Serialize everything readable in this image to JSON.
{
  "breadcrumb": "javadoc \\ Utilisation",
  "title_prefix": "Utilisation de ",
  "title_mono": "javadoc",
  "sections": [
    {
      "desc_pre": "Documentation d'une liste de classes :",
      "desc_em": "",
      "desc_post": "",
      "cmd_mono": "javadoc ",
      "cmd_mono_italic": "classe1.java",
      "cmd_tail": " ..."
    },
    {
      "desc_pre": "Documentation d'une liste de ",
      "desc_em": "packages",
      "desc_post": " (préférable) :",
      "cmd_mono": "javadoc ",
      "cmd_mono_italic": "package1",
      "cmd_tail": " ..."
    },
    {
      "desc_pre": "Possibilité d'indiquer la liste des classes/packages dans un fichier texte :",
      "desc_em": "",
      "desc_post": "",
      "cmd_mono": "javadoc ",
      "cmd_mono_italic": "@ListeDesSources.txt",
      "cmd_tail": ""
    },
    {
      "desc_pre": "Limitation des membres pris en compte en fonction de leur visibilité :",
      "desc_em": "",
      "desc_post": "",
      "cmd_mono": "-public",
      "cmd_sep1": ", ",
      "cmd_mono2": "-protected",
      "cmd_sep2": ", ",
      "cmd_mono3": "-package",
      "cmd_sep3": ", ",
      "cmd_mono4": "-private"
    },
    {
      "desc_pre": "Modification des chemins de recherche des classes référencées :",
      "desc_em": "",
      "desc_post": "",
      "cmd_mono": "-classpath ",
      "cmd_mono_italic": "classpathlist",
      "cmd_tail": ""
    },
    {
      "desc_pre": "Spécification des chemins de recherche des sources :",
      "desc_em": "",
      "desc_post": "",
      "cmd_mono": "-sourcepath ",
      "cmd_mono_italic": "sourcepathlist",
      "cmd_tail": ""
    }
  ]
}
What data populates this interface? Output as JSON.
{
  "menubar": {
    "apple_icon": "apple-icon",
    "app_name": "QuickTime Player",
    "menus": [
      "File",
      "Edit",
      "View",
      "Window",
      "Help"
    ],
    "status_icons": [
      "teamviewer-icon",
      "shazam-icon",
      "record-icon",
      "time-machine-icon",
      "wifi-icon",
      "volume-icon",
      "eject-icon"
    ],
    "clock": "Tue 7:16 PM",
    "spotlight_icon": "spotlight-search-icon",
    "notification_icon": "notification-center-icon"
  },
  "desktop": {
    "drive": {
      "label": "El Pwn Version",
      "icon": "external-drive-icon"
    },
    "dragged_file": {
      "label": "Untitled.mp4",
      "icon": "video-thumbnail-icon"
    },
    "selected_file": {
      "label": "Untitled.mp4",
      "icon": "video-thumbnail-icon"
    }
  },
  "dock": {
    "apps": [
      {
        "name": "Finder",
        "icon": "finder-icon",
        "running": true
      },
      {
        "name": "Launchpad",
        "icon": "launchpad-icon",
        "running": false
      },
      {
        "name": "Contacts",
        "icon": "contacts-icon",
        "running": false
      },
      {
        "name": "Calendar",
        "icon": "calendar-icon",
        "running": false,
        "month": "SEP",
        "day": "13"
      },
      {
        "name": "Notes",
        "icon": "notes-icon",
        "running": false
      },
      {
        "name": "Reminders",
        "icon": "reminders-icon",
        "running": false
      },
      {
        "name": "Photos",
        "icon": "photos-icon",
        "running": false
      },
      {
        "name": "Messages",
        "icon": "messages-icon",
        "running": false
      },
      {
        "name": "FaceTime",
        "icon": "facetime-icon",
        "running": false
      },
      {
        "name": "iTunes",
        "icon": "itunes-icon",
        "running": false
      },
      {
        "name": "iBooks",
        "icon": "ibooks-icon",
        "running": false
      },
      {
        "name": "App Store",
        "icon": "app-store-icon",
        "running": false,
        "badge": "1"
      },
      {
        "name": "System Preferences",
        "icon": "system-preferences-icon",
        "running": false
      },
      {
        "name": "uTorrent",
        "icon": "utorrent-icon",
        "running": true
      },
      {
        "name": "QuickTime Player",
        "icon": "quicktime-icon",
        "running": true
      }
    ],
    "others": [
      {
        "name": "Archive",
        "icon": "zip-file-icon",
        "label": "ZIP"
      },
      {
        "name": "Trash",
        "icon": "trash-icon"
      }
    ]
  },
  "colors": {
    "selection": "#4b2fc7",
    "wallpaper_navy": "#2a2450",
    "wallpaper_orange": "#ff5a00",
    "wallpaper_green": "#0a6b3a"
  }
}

________________________________________

• JOB
Some lines of the data above may hold the word "chemins"; report how many do, and nothing else.

• RESPONSE TO THIS TASK
2